Every line that includes the word "title" is to be listed.

--- BEGIN Entries shown ---

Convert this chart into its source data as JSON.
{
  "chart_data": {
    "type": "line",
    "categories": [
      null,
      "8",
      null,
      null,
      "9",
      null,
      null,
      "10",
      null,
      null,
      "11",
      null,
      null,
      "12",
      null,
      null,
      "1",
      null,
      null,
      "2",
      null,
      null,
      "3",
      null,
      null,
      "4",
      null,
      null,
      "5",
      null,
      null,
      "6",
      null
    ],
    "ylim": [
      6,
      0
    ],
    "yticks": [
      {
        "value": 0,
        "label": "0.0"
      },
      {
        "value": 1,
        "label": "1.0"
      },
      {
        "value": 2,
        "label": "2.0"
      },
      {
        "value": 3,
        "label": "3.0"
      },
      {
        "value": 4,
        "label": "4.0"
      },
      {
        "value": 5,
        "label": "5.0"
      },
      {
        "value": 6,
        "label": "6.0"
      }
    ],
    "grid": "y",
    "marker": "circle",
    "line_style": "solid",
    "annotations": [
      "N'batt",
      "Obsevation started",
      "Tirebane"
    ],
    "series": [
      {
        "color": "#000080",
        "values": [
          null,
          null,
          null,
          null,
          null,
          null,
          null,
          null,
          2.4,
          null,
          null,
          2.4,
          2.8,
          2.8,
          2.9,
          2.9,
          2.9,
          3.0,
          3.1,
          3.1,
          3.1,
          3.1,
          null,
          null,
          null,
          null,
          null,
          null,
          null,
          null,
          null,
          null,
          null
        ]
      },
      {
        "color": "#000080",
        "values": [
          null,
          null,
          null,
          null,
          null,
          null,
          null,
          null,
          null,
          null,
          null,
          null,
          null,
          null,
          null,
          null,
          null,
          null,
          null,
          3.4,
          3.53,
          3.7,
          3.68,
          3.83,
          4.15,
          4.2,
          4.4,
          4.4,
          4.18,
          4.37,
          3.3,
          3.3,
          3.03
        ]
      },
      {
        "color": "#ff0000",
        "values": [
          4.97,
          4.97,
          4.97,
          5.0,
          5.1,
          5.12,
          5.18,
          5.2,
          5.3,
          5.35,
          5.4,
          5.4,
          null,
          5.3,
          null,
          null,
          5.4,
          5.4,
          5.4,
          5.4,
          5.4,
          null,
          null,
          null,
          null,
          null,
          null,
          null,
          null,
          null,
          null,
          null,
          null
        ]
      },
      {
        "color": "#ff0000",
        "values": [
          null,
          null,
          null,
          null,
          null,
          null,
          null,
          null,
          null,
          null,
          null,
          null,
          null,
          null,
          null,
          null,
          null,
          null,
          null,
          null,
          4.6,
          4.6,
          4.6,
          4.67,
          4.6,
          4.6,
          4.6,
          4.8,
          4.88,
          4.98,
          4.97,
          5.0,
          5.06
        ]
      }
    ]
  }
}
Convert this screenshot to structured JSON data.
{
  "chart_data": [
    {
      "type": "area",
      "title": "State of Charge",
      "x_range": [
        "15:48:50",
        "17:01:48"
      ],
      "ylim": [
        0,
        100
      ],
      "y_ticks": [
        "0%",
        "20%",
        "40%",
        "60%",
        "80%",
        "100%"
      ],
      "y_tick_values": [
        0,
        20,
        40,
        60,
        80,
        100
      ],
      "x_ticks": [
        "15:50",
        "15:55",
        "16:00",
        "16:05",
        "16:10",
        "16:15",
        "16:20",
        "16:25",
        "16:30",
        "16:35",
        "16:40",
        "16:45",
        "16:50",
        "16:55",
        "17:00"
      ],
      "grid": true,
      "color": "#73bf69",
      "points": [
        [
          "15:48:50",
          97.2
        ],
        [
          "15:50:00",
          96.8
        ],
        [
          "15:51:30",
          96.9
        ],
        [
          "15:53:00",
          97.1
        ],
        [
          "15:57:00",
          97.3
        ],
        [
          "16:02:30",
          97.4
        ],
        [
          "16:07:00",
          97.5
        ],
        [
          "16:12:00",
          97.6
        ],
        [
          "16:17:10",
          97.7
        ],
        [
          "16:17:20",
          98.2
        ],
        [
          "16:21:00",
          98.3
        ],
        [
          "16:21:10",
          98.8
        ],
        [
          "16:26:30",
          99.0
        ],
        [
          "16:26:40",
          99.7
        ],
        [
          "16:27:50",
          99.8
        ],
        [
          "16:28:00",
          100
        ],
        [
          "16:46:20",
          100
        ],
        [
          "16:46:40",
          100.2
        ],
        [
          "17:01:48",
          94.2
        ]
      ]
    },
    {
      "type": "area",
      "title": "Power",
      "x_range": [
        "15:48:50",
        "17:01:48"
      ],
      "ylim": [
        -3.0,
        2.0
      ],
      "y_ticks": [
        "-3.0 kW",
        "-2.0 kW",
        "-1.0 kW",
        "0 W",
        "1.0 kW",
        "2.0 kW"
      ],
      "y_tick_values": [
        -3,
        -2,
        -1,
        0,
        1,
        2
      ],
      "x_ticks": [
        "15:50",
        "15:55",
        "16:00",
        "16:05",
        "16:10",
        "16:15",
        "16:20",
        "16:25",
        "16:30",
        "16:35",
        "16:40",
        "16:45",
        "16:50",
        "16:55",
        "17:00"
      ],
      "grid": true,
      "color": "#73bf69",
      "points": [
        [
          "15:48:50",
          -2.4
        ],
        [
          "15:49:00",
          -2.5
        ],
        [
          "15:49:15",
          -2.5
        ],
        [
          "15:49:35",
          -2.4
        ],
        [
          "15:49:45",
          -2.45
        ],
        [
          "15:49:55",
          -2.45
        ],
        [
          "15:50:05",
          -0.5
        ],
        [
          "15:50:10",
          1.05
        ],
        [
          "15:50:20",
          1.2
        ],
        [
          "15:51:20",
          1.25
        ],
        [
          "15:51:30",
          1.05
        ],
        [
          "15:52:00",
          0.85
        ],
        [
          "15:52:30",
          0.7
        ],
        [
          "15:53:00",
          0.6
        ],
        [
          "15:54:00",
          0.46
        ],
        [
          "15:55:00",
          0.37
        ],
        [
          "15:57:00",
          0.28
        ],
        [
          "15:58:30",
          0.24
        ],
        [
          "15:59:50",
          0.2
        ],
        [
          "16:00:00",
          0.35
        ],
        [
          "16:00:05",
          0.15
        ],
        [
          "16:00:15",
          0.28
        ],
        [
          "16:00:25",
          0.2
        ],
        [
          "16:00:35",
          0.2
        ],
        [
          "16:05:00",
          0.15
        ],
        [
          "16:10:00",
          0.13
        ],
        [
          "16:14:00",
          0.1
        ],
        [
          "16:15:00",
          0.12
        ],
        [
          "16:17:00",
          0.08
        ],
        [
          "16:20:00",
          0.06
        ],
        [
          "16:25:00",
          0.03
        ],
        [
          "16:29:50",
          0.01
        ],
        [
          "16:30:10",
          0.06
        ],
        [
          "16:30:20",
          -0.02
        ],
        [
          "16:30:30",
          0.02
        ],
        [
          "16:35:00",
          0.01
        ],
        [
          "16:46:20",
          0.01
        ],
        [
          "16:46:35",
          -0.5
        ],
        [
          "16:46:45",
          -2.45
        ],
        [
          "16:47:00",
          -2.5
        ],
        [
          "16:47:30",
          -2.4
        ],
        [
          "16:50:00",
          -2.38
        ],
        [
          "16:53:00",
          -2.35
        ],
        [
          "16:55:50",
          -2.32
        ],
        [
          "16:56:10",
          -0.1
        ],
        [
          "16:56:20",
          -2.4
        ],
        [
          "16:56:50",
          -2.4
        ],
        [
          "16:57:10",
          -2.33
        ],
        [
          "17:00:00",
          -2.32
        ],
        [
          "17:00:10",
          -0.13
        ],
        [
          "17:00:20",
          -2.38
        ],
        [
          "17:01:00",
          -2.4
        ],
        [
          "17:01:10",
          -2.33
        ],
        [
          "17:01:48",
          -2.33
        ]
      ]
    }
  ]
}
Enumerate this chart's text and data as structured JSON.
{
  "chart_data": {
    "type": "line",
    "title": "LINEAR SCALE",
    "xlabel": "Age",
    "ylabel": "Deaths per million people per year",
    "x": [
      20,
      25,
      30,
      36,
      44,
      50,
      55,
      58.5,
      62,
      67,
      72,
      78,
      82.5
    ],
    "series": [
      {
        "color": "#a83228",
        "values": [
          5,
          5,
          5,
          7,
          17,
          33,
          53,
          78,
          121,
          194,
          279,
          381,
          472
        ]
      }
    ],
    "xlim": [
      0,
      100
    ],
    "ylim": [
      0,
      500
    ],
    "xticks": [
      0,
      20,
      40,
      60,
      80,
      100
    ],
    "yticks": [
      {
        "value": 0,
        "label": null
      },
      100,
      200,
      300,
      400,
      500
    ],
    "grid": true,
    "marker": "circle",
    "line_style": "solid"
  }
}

--- END Entries shown ---

**Task result**
      "title": "State of Charge",
      "title": "Power",
    "title": "LINEAR SCALE",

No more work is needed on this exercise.